-- OBJECTIVE --
Extract each line where the string "природопользования" shows up.

--- start of RECORDS FOR THIS TASK ---

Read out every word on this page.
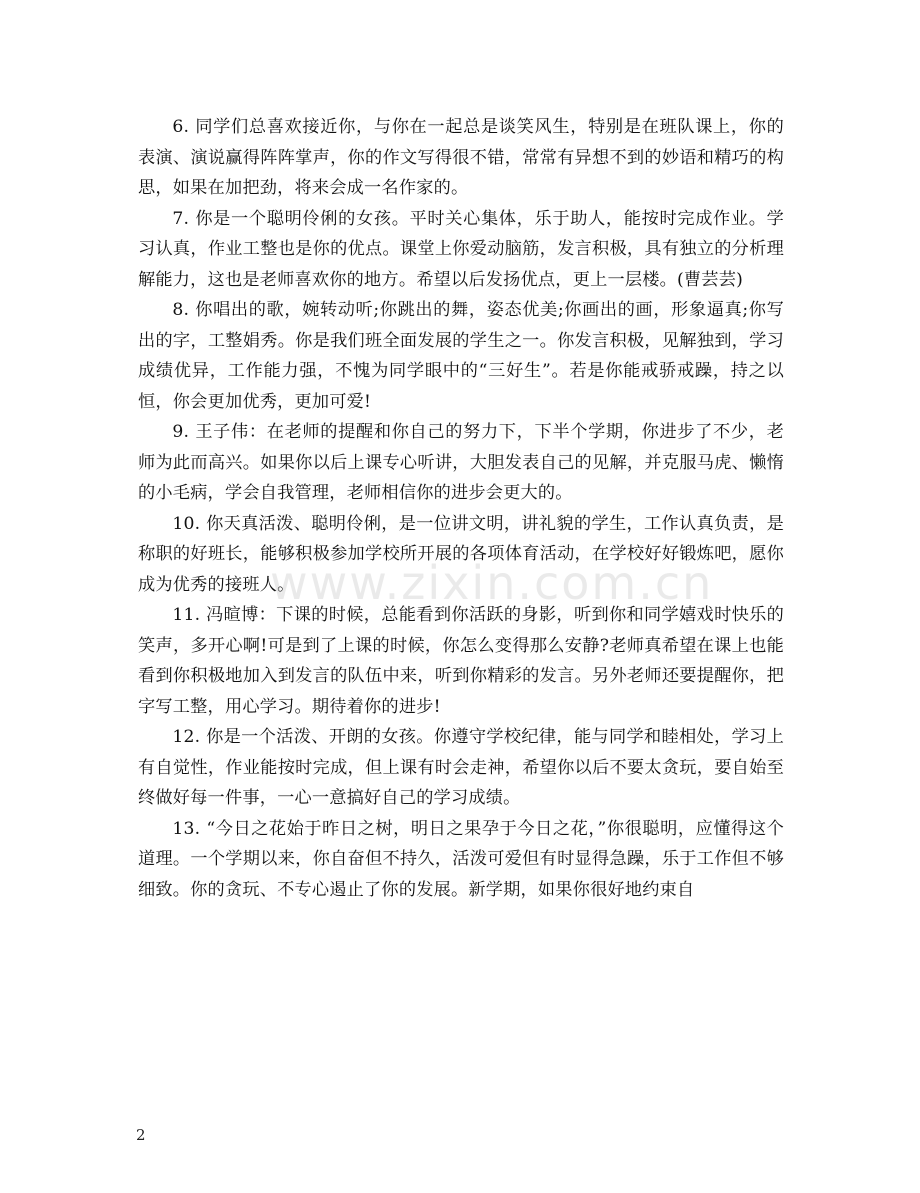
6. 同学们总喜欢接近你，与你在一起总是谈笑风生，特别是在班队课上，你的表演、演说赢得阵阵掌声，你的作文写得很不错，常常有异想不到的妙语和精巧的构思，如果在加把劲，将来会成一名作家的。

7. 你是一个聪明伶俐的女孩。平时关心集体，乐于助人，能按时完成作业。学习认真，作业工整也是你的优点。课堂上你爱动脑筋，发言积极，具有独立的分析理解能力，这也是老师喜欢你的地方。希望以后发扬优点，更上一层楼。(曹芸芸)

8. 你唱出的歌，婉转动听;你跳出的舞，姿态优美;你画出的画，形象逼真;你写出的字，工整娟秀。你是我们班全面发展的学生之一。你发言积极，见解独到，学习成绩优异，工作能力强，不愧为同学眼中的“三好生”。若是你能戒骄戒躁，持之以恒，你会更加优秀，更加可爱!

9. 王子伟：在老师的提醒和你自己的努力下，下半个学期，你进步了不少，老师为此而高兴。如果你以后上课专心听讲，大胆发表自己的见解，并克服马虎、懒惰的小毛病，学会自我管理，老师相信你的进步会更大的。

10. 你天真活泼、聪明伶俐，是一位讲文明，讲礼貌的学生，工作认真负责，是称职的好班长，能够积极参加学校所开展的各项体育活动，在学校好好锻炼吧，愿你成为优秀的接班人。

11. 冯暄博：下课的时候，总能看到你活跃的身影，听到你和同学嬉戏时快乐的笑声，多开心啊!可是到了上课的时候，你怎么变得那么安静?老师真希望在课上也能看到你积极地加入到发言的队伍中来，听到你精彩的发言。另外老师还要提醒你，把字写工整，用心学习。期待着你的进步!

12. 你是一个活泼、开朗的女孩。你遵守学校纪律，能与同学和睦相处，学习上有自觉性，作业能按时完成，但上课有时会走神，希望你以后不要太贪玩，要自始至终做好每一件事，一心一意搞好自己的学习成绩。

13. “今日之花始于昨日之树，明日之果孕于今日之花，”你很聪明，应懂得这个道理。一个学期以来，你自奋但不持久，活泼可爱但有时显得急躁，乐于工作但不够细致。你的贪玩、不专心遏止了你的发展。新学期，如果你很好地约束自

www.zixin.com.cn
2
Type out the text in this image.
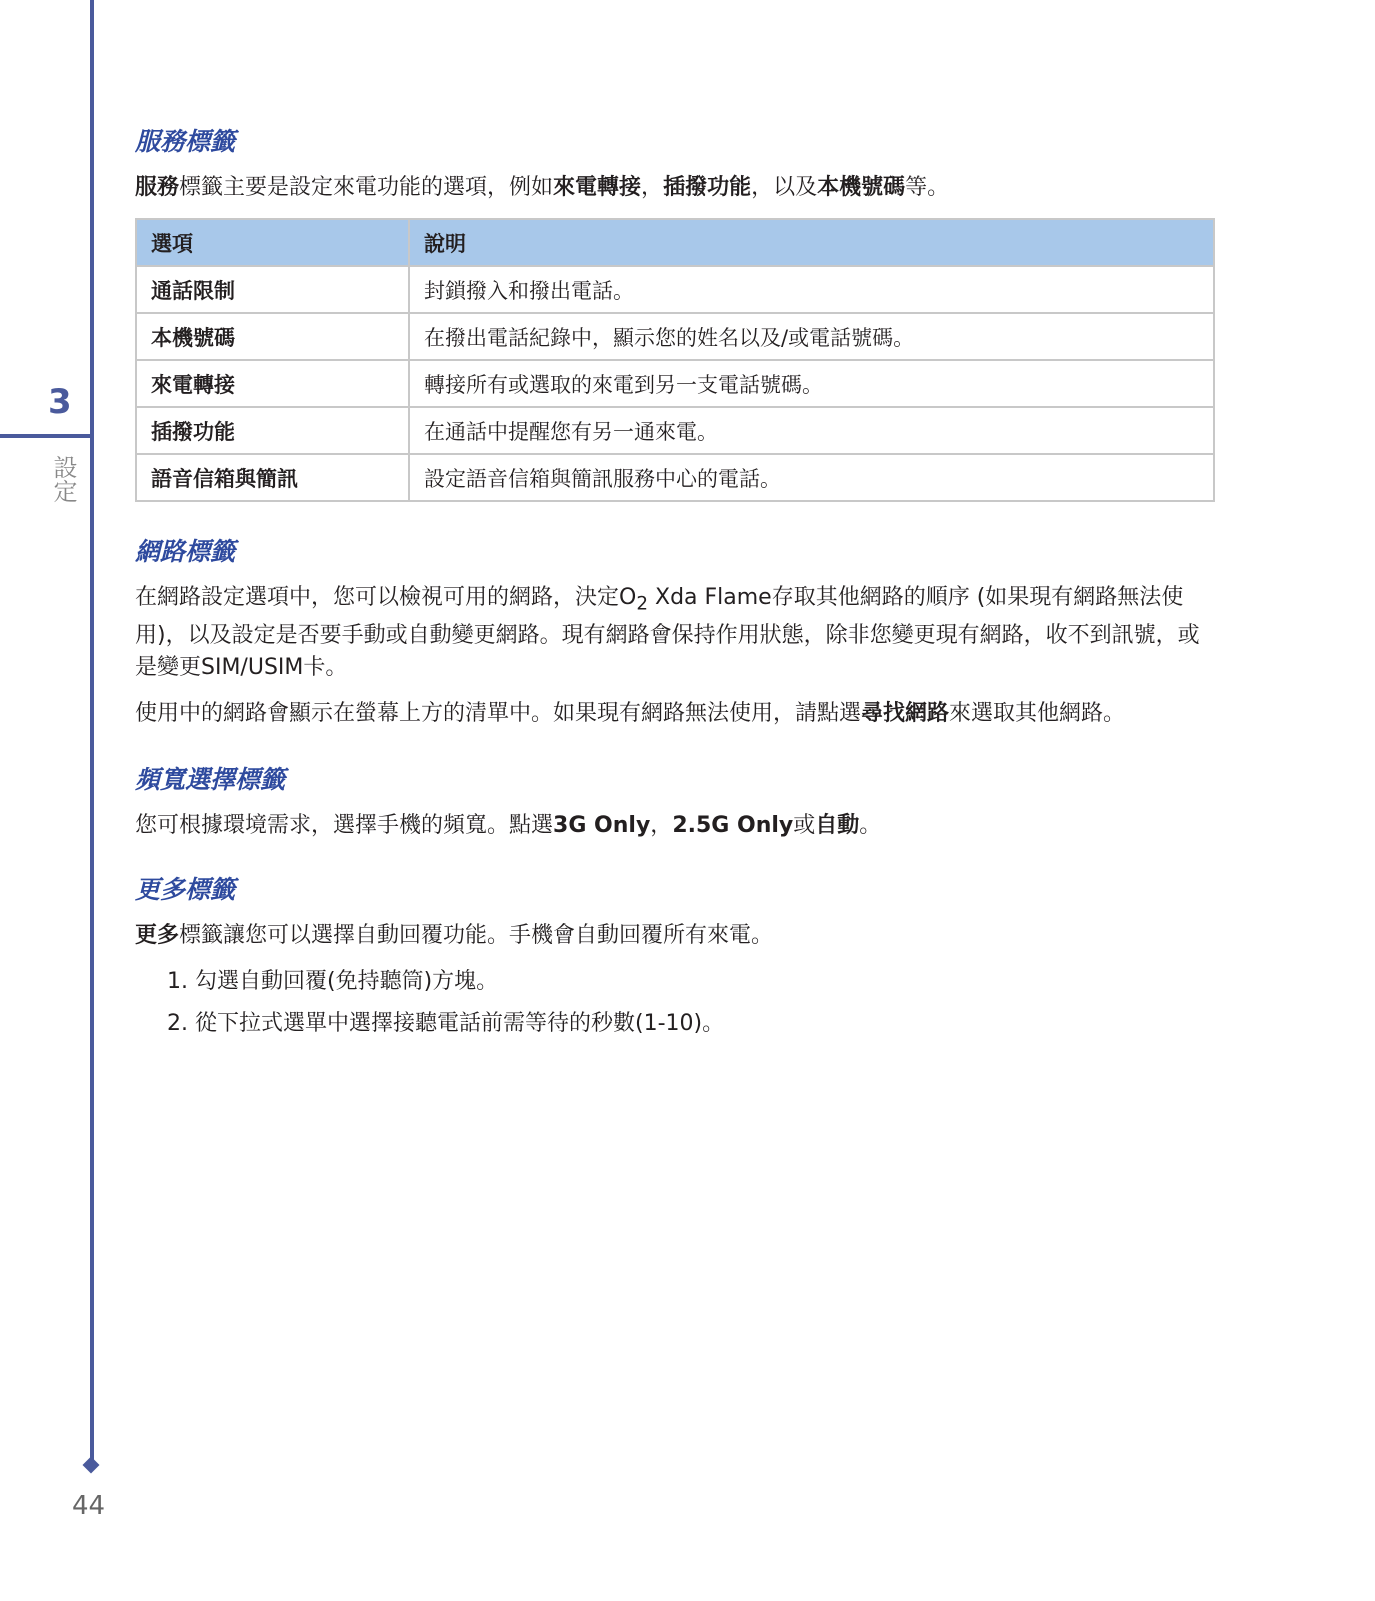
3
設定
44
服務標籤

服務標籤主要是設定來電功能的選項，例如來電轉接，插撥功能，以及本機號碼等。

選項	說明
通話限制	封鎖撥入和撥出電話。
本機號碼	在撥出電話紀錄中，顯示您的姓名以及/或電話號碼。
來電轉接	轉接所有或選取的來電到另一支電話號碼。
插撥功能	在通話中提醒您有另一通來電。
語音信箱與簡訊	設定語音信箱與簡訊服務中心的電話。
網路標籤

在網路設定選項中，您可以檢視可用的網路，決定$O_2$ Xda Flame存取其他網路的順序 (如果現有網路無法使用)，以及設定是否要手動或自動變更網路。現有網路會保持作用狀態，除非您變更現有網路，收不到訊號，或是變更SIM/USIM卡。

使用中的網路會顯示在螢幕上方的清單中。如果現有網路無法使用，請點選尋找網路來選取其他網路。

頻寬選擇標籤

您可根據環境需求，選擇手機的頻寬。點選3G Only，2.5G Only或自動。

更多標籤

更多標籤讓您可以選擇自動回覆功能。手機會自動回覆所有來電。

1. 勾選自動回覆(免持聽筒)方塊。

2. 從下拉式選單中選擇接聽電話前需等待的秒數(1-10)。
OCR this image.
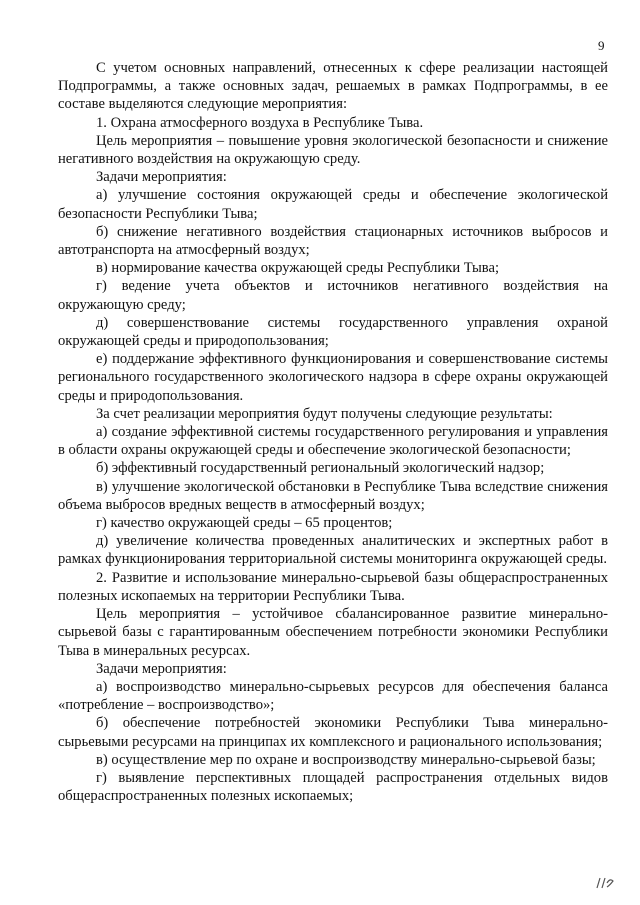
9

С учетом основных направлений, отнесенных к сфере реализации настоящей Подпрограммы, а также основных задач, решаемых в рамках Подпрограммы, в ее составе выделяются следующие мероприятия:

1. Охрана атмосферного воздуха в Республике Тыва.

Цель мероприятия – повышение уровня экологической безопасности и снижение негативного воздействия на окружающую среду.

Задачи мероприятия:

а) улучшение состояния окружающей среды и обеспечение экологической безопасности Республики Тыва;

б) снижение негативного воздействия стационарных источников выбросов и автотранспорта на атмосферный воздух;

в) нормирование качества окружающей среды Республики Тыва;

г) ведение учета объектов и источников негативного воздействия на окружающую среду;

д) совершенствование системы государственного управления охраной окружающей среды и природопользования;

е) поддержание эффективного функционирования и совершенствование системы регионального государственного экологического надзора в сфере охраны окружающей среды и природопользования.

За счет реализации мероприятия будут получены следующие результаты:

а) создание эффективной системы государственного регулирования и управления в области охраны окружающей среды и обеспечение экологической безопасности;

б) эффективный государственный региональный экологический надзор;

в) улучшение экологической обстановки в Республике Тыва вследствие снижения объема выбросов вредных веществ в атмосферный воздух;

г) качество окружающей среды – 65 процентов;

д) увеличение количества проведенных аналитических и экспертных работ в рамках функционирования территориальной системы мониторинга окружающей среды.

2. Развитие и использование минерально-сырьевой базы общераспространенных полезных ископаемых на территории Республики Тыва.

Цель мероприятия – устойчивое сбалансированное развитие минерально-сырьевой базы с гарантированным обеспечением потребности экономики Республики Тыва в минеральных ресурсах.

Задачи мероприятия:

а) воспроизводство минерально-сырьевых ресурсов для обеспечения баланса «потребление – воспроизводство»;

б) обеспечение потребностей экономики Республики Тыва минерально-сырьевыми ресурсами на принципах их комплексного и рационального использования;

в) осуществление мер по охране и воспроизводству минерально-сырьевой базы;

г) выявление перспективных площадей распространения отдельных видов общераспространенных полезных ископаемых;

--- end of RECORDS FOR THIS TASK ---

-- OUTPUT --
д) совершенствование системы государственного управления охраной окружающей среды и природопользования;
е) поддержание эффективного функционирования и совершенствование системы регионального государственного экологического надзора в сфере охраны окружающей среды и природопользования.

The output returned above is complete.